=== Problems ===
A: Transcribe the excerpt on innovation survey measures from "Finally, the survey" to "the respective source.", reproducing the wording precisely.
B: Summarize the excerpt on innovation survey measures in two sentences.

=== Source excerpt ===
# # # # #
Furthermore, the innovating firms were asked about the number of other aspects of their innovation activity. A traditional measure of innovativeness is the extent of resources devoted to R&D that represents not only the ability of firms to generate new knowledge but also the capacity to absorb relevant knowledge from outside (Cohen and Levinthal, 1990). A dummy for R&D has value 1 if the firm continuously engaged in intramural R&D activity. Another relevant question for our analysis refers to the openness of firms to information from outside, which captures their absorptive capacity from a different angle (Veugelers and Cassiman, 1999). Firms were asked to indicate the importance of information for their innovation projects from suppliers, customers, competitors, universities, research institutes and various professional meeting places. As these answers tend to be strongly correlated, we use factor analysis to generate the INFO variable, which is a factor score on the perceived importance of these external sources of information.5 PATENT is a dummy that takes value 1 if the firm had any valid patents at the end of the reference period. Apart from capturing appropriability conditions of firm's technology (Cassiman and Veugelers, 2002), this variable reflects (codified) knowledge accumulated by the enterprise.

Finally, the survey provides evidence on public funding of innovation. Firms were asked whether they received any public financial support for innovation activities in terms of grants, loans or loan guarantees. The question is divided into funding from local or regional authorities, the central government (including institutions working on behalf of the central government) and financial support from the European Union (EU). A dummy variable FUNloc, FUNnat and FUNeu for each of these geographical levels has value 1 if the firm reported to receive funding from the respective source.

Table 1 provides a descriptive overview of the data set. About a third of the firms engaged in innovation activity, of which 26 per cent cooperated with a partner at home, 16 per cent ventured for cooperation abroad and 13 per cent cooperated with both national and foreign partners. Arrangements on cooperation with partners at home are therefore significantly more prevalent than with those abroad. Around four-fifths of firms that cooperate abroad, moreover, also have a national partner. Although geography (or distance) clearly matters for the frequency of cooperation, so that the distinction between national and foreign partners makes sense, there also seems to be a substantial overlap between them, which is represented by the combined variable.
# # # # #
=== Data listing ===

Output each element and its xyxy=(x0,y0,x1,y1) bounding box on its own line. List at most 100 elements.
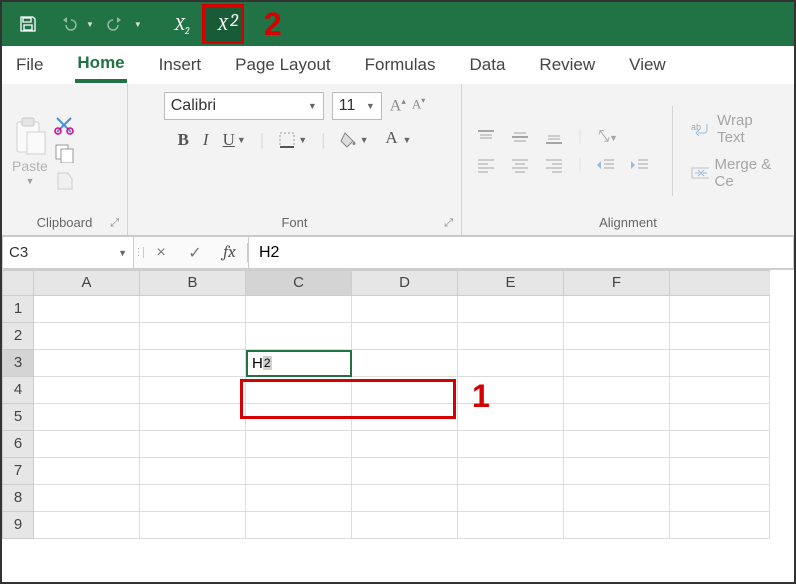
row-header[interactable]: 5 xyxy=(2,404,34,431)
row-header[interactable]: 7 xyxy=(2,458,34,485)
cell[interactable] xyxy=(352,296,458,323)
cell[interactable] xyxy=(458,296,564,323)
cell[interactable] xyxy=(670,377,770,404)
name-box[interactable]: C3▼ xyxy=(2,236,134,269)
cell[interactable] xyxy=(34,512,140,539)
cell[interactable] xyxy=(352,431,458,458)
cell[interactable] xyxy=(670,323,770,350)
cell[interactable] xyxy=(458,458,564,485)
col-header-g[interactable] xyxy=(670,270,770,296)
cell[interactable] xyxy=(670,296,770,323)
cell[interactable] xyxy=(246,377,352,404)
wrap-text-button[interactable]: ab Wrap Text xyxy=(691,112,784,146)
cell[interactable] xyxy=(246,512,352,539)
cell[interactable] xyxy=(140,296,246,323)
cell[interactable] xyxy=(246,458,352,485)
cell[interactable] xyxy=(352,485,458,512)
cell[interactable] xyxy=(352,350,458,377)
cell[interactable] xyxy=(140,404,246,431)
row-header[interactable]: 9 xyxy=(2,512,34,539)
italic-button[interactable]: I xyxy=(203,130,209,150)
clipboard-launcher[interactable]: ⤢ xyxy=(110,217,119,230)
paste-button[interactable]: Paste ▼ xyxy=(12,116,48,186)
cell[interactable] xyxy=(140,377,246,404)
cell[interactable] xyxy=(246,431,352,458)
cell[interactable] xyxy=(564,485,670,512)
undo-button[interactable] xyxy=(50,6,86,42)
border-button[interactable]: ▼ xyxy=(278,131,307,149)
fx-button[interactable]: fx xyxy=(212,243,248,262)
cell[interactable] xyxy=(670,350,770,377)
cell[interactable] xyxy=(564,431,670,458)
cell[interactable] xyxy=(670,458,770,485)
cell[interactable] xyxy=(564,323,670,350)
cell[interactable] xyxy=(352,377,458,404)
increase-font-icon[interactable]: A▴ xyxy=(390,96,406,115)
increase-indent-icon[interactable] xyxy=(630,157,650,173)
tab-data[interactable]: Data xyxy=(468,49,508,81)
enter-button[interactable]: ✓ xyxy=(178,243,212,263)
cell[interactable] xyxy=(140,431,246,458)
align-top-icon[interactable] xyxy=(476,129,496,145)
cell[interactable] xyxy=(34,323,140,350)
redo-dropdown[interactable]: ▼ xyxy=(134,20,142,29)
expand-namebox[interactable]: ⋮ xyxy=(134,247,144,258)
row-header[interactable]: 6 xyxy=(2,431,34,458)
cell[interactable] xyxy=(564,350,670,377)
cell[interactable] xyxy=(34,404,140,431)
orientation-button[interactable]: ⤡▼ xyxy=(596,128,618,146)
cell[interactable] xyxy=(34,431,140,458)
cell[interactable] xyxy=(458,323,564,350)
row-header[interactable]: 3 xyxy=(2,350,34,377)
copy-icon[interactable] xyxy=(54,143,76,163)
cell[interactable] xyxy=(670,404,770,431)
cell[interactable] xyxy=(458,512,564,539)
tab-file[interactable]: File xyxy=(14,49,45,81)
col-header-b[interactable]: B xyxy=(140,270,246,296)
cell[interactable] xyxy=(140,350,246,377)
cell[interactable] xyxy=(140,458,246,485)
cell[interactable] xyxy=(458,350,564,377)
bold-button[interactable]: B xyxy=(178,130,189,150)
align-bottom-icon[interactable] xyxy=(544,129,564,145)
cell[interactable] xyxy=(246,485,352,512)
cell[interactable] xyxy=(34,458,140,485)
cell[interactable] xyxy=(34,350,140,377)
row-header[interactable]: 8 xyxy=(2,485,34,512)
cell[interactable] xyxy=(458,485,564,512)
cell[interactable] xyxy=(352,404,458,431)
col-header-f[interactable]: F xyxy=(564,270,670,296)
cell[interactable] xyxy=(140,323,246,350)
cell[interactable] xyxy=(246,323,352,350)
font-size-combo[interactable]: 11▼ xyxy=(332,92,382,120)
cell[interactable] xyxy=(564,512,670,539)
row-header[interactable]: 1 xyxy=(2,296,34,323)
font-launcher[interactable]: ⤢ xyxy=(444,217,453,230)
redo-button[interactable] xyxy=(98,6,134,42)
cell[interactable] xyxy=(352,512,458,539)
cell[interactable] xyxy=(34,485,140,512)
subscript-button[interactable]: X2 xyxy=(162,6,198,42)
row-header[interactable]: 2 xyxy=(2,323,34,350)
font-color-button[interactable]: A ▼ xyxy=(382,128,411,152)
col-header-c[interactable]: C xyxy=(246,270,352,296)
format-painter-icon[interactable] xyxy=(54,171,76,191)
align-middle-icon[interactable] xyxy=(510,129,530,145)
cell[interactable] xyxy=(140,485,246,512)
cell[interactable] xyxy=(670,512,770,539)
cell[interactable] xyxy=(564,377,670,404)
merge-center-button[interactable]: Merge & Ce xyxy=(691,156,784,190)
cell[interactable] xyxy=(246,404,352,431)
tab-formulas[interactable]: Formulas xyxy=(363,49,438,81)
cell[interactable] xyxy=(34,377,140,404)
tab-view[interactable]: View xyxy=(627,49,668,81)
align-center-icon[interactable] xyxy=(510,157,530,173)
tab-insert[interactable]: Insert xyxy=(157,49,204,81)
decrease-indent-icon[interactable] xyxy=(596,157,616,173)
cell[interactable] xyxy=(352,458,458,485)
underline-button[interactable]: U▼ xyxy=(223,130,246,150)
align-left-icon[interactable] xyxy=(476,157,496,173)
cut-icon[interactable] xyxy=(54,115,76,135)
row-header[interactable]: 4 xyxy=(2,377,34,404)
decrease-font-icon[interactable]: A▾ xyxy=(412,96,425,115)
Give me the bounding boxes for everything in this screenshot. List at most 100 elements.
# # # # #
=== Solutions to the tasks ===
A:
Finally, the survey provides evidence on public funding of innovation. Firms were asked whether they received any public financial support for innovation activities in terms of grants, loans or loan guarantees. The question is divided into funding from local or regional authorities, the central government (including institutions working on behalf of the central government) and financial support from the European Union (EU). A dummy variable FUNloc, FUNnat and FUNeu for each of these geographical levels has value 1 if the firm reported to receive funding from the respective source.

B: The excerpt defines survey-based measures of firms' innovation activity: dummies for continuous intramural R&D and for holding valid patents, a factor score (INFO) on the perceived importance of external information sources, and dummies for public funding from local or regional, national, and EU sources. It reports that about a third of firms engaged in innovation activity, that cooperation with partners at home was significantly more prevalent than with partners abroad, and that around four-fifths of firms cooperating abroad also had a national partner.